++++ MATERIAL PROVIDED ++++

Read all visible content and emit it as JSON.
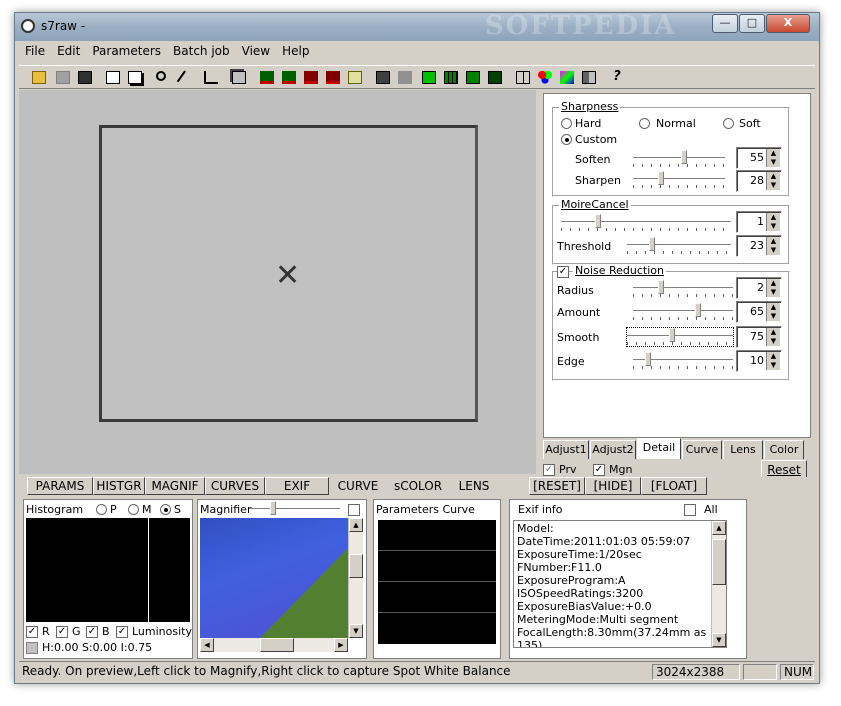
{
  "window": {
    "title": "s7raw -",
    "watermark": "SOFTPEDIA",
    "min": "—",
    "max": "□",
    "close": "X"
  },
  "menu": [
    "File",
    "Edit",
    "Parameters",
    "Batch job",
    "View",
    "Help"
  ],
  "toolbar": {
    "icons": [
      "open-icon",
      "save-disabled-icon",
      "save-icon",
      "copy-icon",
      "paste-icon",
      "zoom-icon",
      "eyedropper-icon",
      "crop-icon",
      "stack-icon",
      "psd16-icon",
      "psd8-icon",
      "tiff16-icon",
      "tiff8-icon",
      "jpeg-icon",
      "layers-icon",
      "blank-icon",
      "green-square-icon",
      "green-grid-icon",
      "green-quad-icon",
      "preview-icon",
      "grid-icon",
      "rgb-icon",
      "color-pick-icon",
      "split-icon",
      "help-icon"
    ],
    "accent": "#00a000"
  },
  "sharpness": {
    "legend": "Sharpness",
    "options": [
      "Hard",
      "Normal",
      "Soft",
      "Custom"
    ],
    "selected": "Custom",
    "soften_label": "Soften",
    "soften_value": "55",
    "sharpen_label": "Sharpen",
    "sharpen_value": "28"
  },
  "moire": {
    "legend": "MoireCancel",
    "value": "1",
    "threshold_label": "Threshold",
    "threshold_value": "23"
  },
  "noise": {
    "legend": "Noise Reduction",
    "checked": true,
    "radius_label": "Radius",
    "radius_value": "2",
    "amount_label": "Amount",
    "amount_value": "65",
    "smooth_label": "Smooth",
    "smooth_value": "75",
    "edge_label": "Edge",
    "edge_value": "10"
  },
  "right_tabs": [
    "Adjust1",
    "Adjust2",
    "Detail",
    "Curve",
    "Lens",
    "Color"
  ],
  "right_active": "Detail",
  "prv_label": "Prv",
  "mgn_label": "Mgn",
  "reset_label": "Reset",
  "bottom_tabs": [
    "PARAMS",
    "HISTGR",
    "MAGNIF",
    "CURVES",
    "EXIF"
  ],
  "bottom_flat_tabs": [
    "CURVE",
    "sCOLOR",
    "LENS"
  ],
  "bottom_buttons": [
    "[RESET]",
    "[HIDE]",
    "[FLOAT]"
  ],
  "histogram": {
    "title": "Histogram",
    "modes": [
      "P",
      "M",
      "S"
    ],
    "mode_selected": "S",
    "channels": [
      "R",
      "G",
      "B",
      "Luminosity"
    ],
    "readout": "H:0.00 S:0.00 I:0.75"
  },
  "magnifier": {
    "title": "Magnifier"
  },
  "params_curve": {
    "title": "Parameters Curve"
  },
  "exif": {
    "title": "Exif info",
    "all_label": "All",
    "lines": [
      "Model:",
      "DateTime:2011:01:03 05:59:07",
      "ExposureTime:1/20sec",
      "FNumber:F11.0",
      "ExposureProgram:A",
      "ISOSpeedRatings:3200",
      "ExposureBiasValue:+0.0",
      "MeteringMode:Multi segment",
      "FocalLength:8.30mm(37.24mm as 135)"
    ]
  },
  "status": {
    "message": "Ready. On preview,Left click to Magnify,Right click to capture Spot White Balance",
    "dimensions": "3024x2388",
    "num": "NUM"
  }
}
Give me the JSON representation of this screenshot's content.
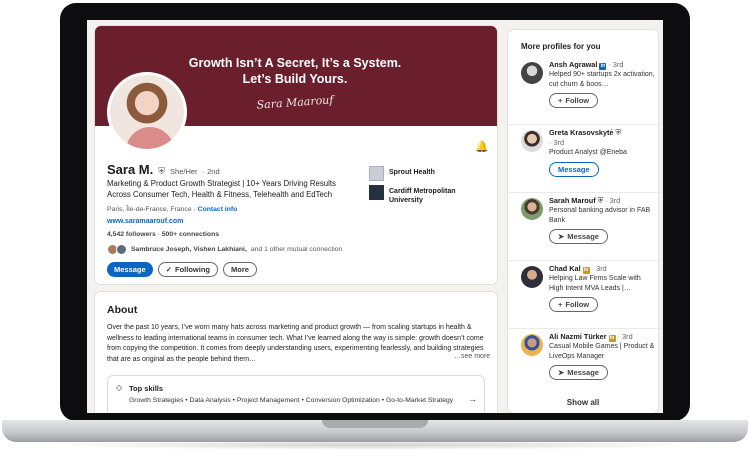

++++

Reproduce every entry word for word, but skip any pictures.

Read all visible content and emit it as JSON.
{
  "window": {
    "title": "s7raw -",
    "watermark": "SOFTPEDIA",
    "min": "—",
    "max": "□",
    "close": "X"
  },
  "menu": [
    "File",
    "Edit",
    "Parameters",
    "Batch job",
    "View",
    "Help"
  ],
  "toolbar": {
    "icons": [
      "open-icon",
      "save-disabled-icon",
      "save-icon",
      "copy-icon",
      "paste-icon",
      "zoom-icon",
      "eyedropper-icon",
      "crop-icon",
      "stack-icon",
      "psd16-icon",
      "psd8-icon",
      "tiff16-icon",
      "tiff8-icon",
      "jpeg-icon",
      "layers-icon",
      "blank-icon",
      "green-square-icon",
      "green-grid-icon",
      "green-quad-icon",
      "preview-icon",
      "grid-icon",
      "rgb-icon",
      "color-pick-icon",
      "split-icon",
      "help-icon"
    ],
    "accent": "#00a000"
  },
  "sharpness": {
    "legend": "Sharpness",
    "options": [
      "Hard",
      "Normal",
      "Soft",
      "Custom"
    ],
    "selected": "Custom",
    "soften_label": "Soften",
    "soften_value": "55",
    "sharpen_label": "Sharpen",
    "sharpen_value": "28"
  },
  "moire": {
    "legend": "MoireCancel",
    "value": "1",
    "threshold_label": "Threshold",
    "threshold_value": "23"
  },
  "noise": {
    "legend": "Noise Reduction",
    "checked": true,
    "radius_label": "Radius",
    "radius_value": "2",
    "amount_label": "Amount",
    "amount_value": "65",
    "smooth_label": "Smooth",
    "smooth_value": "75",
    "edge_label": "Edge",
    "edge_value": "10"
  },
  "right_tabs": [
    "Adjust1",
    "Adjust2",
    "Detail",
    "Curve",
    "Lens",
    "Color"
  ],
  "right_active": "Detail",
  "prv_label": "Prv",
  "mgn_label": "Mgn",
  "reset_label": "Reset",
  "bottom_tabs": [
    "PARAMS",
    "HISTGR",
    "MAGNIF",
    "CURVES",
    "EXIF"
  ],
  "bottom_flat_tabs": [
    "CURVE",
    "sCOLOR",
    "LENS"
  ],
  "bottom_buttons": [
    "[RESET]",
    "[HIDE]",
    "[FLOAT]"
  ],
  "histogram": {
    "title": "Histogram",
    "modes": [
      "P",
      "M",
      "S"
    ],
    "mode_selected": "S",
    "channels": [
      "R",
      "G",
      "B",
      "Luminosity"
    ],
    "readout": "H:0.00 S:0.00 I:0.75"
  },
  "magnifier": {
    "title": "Magnifier"
  },
  "params_curve": {
    "title": "Parameters Curve"
  },
  "exif": {
    "title": "Exif info",
    "all_label": "All",
    "lines": [
      "Model:",
      "DateTime:2011:01:03 05:59:07",
      "ExposureTime:1/20sec",
      "FNumber:F11.0",
      "ExposureProgram:A",
      "ISOSpeedRatings:3200",
      "ExposureBiasValue:+0.0",
      "MeteringMode:Multi segment",
      "FocalLength:8.30mm(37.24mm as 135)"
    ]
  },
  "status": {
    "message": "Ready. On preview,Left click to Magnify,Right click to capture Spot White Balance",
    "dimensions": "3024x2388",
    "num": "NUM"
  }
}
Give me the JSON representation of this screenshot's content.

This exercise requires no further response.